### 演習用本文:
■ ■ ■ ■ ■

仕事でミスをしてしまったり、何らかのトラブルに関わってしまったりした際に提出を求められることがある「始末書」。いざ書くとなると、どのような点に注意すれば良いのか、特に始末書の書き方で手書きが求められた場合や、縦書きのフォーマットについて悩む方も少なくないのではないでしょうか。社内での手続きだからこそ、しっかりとした形式で誠意を伝えたいものです。この記事では、始末書の基本的な知識から、具体的な書き方、作業ミスや不祥事といったケース別の例文まで、幅広く掘り下げていきます。特に、伝統的な形式である縦書きの書き方や、それに伴う便箋の選び方など、細かな疑問にも対応できるような情報を提供することを目指しました。ネガティブな気持ちになりがちな書類作成ですが、これを機に正しいマナーを身につけ、誠実な対応へとつなげる一助となれば幸いです。
この記事を読むことで、以下の点について理解を深めることができるでしょう。
・始末書の基本的な役割と構成要素
・手書きや縦書きが求められる理由と具体的な書き方
・作業ミスや社内規定違反など、状況に応じた例文
・始末書を提出する際の封筒の選び方やマナー
始末書の基本的な書き方と例文で知る縦書きのポイント
ここでは始末書の基本的な書き方と、例文を交えながら縦書きのポイントについて説明していきます。始末書は、単に謝罪の意を示すだけでなく、問題の経緯を報告し、二度と同じ過ちを繰り返さないという誓約を形にするための重要な書類です。そのため、定められた形式に沿って、誠意を込めて作成することが求められます。まずは基本となる構成要素や、顛末書との違いを理解することから始めましょう。順に見ていきましょう。

■ ■ ■ ■ ■

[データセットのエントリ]
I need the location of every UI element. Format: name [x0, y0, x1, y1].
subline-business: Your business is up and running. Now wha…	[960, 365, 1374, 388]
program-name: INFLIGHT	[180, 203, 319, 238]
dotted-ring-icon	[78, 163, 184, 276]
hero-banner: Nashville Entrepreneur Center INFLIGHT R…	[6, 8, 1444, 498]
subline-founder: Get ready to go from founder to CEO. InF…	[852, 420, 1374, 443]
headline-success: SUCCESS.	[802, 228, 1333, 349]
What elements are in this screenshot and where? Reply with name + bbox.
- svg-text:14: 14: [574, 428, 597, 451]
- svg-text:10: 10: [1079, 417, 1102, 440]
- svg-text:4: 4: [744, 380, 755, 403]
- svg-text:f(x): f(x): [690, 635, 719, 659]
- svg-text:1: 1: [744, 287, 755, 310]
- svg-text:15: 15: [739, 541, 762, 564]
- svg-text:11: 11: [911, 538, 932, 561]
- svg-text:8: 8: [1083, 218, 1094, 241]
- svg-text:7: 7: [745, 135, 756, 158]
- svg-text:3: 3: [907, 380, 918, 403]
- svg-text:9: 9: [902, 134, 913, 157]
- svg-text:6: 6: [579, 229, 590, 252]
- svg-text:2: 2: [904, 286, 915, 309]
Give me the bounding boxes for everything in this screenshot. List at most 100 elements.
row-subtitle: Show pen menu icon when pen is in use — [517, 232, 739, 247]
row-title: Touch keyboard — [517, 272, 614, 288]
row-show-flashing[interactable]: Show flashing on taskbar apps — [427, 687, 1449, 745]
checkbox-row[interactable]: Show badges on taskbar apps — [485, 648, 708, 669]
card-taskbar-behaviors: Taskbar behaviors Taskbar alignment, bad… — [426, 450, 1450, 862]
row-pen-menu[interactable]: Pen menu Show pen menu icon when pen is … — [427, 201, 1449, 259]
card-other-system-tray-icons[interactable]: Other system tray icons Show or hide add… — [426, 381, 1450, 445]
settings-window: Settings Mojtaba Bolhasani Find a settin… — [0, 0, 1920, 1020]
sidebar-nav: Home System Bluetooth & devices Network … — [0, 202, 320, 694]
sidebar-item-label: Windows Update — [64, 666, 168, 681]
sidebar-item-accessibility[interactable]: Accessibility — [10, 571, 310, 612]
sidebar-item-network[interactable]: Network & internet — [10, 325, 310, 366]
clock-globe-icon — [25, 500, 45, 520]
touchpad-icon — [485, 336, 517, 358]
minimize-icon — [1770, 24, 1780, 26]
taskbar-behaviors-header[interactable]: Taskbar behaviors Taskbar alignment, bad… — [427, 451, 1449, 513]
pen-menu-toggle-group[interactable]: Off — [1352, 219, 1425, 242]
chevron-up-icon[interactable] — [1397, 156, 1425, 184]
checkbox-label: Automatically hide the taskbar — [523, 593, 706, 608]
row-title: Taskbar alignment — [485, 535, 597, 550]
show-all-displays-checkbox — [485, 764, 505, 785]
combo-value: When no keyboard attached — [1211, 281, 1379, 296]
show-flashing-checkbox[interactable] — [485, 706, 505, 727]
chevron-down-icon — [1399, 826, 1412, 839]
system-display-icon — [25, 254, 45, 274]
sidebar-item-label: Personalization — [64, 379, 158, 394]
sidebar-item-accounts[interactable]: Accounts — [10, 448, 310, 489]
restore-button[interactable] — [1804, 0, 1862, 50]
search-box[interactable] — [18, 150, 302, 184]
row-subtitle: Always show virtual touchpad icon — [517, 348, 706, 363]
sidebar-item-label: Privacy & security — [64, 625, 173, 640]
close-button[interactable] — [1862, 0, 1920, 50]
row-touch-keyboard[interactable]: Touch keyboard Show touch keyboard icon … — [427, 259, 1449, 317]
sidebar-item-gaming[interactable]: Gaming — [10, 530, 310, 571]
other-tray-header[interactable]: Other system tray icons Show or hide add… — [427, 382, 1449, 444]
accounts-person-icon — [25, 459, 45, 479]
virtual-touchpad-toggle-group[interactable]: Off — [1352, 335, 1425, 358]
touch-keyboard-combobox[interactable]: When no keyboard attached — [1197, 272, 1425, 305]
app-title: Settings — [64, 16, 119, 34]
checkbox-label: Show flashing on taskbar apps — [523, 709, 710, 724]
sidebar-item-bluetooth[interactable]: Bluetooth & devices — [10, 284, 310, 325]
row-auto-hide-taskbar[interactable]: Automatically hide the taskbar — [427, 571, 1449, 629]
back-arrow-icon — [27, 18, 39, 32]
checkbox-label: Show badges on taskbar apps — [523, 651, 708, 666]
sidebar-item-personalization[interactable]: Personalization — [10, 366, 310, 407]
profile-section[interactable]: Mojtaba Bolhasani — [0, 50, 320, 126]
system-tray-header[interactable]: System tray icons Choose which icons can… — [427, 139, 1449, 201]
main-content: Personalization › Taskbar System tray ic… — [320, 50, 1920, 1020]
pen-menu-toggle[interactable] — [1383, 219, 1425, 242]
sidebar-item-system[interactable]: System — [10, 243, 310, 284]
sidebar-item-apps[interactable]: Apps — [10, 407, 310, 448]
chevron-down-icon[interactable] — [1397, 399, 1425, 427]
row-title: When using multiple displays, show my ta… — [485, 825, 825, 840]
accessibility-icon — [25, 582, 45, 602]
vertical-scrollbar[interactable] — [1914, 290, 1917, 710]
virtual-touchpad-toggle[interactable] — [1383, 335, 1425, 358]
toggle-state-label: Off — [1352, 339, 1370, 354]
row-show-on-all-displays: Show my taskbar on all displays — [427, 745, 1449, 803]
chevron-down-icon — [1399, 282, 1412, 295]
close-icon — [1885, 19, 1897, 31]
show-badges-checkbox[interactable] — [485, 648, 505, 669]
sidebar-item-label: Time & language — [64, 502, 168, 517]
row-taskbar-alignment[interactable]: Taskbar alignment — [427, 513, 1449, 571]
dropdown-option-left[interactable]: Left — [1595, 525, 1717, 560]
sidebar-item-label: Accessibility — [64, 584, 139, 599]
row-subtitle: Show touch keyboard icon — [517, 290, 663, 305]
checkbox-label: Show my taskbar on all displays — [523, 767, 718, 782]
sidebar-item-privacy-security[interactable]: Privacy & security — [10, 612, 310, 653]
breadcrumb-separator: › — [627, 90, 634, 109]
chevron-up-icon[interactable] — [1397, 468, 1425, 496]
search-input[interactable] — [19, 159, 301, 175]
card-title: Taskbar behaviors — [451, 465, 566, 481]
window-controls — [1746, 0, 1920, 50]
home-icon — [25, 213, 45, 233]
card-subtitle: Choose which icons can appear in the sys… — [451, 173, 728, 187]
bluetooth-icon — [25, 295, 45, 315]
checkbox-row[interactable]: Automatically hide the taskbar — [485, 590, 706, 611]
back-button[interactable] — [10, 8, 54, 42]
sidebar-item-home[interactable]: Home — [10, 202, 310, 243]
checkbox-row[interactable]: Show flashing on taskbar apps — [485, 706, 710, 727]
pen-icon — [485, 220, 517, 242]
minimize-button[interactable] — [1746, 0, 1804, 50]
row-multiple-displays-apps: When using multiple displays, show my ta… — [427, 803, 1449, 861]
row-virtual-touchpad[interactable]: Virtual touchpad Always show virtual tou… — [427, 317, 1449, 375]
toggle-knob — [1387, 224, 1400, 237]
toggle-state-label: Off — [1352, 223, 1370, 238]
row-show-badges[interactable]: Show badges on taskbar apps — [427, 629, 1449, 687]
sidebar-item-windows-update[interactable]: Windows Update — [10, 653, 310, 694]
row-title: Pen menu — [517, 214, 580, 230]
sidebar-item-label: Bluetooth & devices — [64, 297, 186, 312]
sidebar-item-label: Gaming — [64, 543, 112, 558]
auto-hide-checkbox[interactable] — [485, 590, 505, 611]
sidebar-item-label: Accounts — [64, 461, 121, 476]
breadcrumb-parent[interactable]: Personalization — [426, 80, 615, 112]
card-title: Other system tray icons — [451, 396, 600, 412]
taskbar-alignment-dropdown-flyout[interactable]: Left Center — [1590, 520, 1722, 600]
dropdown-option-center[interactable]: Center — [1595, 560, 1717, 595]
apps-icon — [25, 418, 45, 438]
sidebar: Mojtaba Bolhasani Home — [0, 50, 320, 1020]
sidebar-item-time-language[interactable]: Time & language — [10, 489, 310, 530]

■ ■ ■ ■ ■

### 課題 1:
始末書についての本文で、読むことで理解を深められる点として挙げられているのは何ですか？すべて挙げてください。
### 課題 2:
始末書についての本文から、「この記事を読むことで、以下の点について理解を深めることができるでしょう。」を含む箇所で始めて「ょう。順に見ていきましょう。」の後で終わる部分を引用してください。
これらのエントリは本文とは関係がありません。

### 模範解答 1:
・始末書の基本的な役割と構成要素
・手書きや縦書きが求められる理由と具体的な書き方
・作業ミスや社内規定違反など、状況に応じた例文
・始末書を提出する際の封筒の選び方やマナー

### 模範解答 2:
この記事を読むことで、以下の点について理解を深めることができるでしょう。
・始末書の基本的な役割と構成要素
・手書きや縦書きが求められる理由と具体的な書き方
・作業ミスや社内規定違反など、状況に応じた例文
・始末書を提出する際の封筒の選び方やマナー
始末書の基本的な書き方と例文で知る縦書きのポイント
ここでは始末書の基本的な書き方と、例文を交えながら縦書きのポイントについて説明していきます。始末書は、単に謝罪の意を示すだけでなく、問題の経緯を報告し、二度と同じ過ちを繰り返さないという誓約を形にするための重要な書類です。そのため、定められた形式に沿って、誠意を込めて作成することが求められます。まずは基本となる構成要素や、顛末書との違いを理解することから始めましょう。順に見ていきましょう。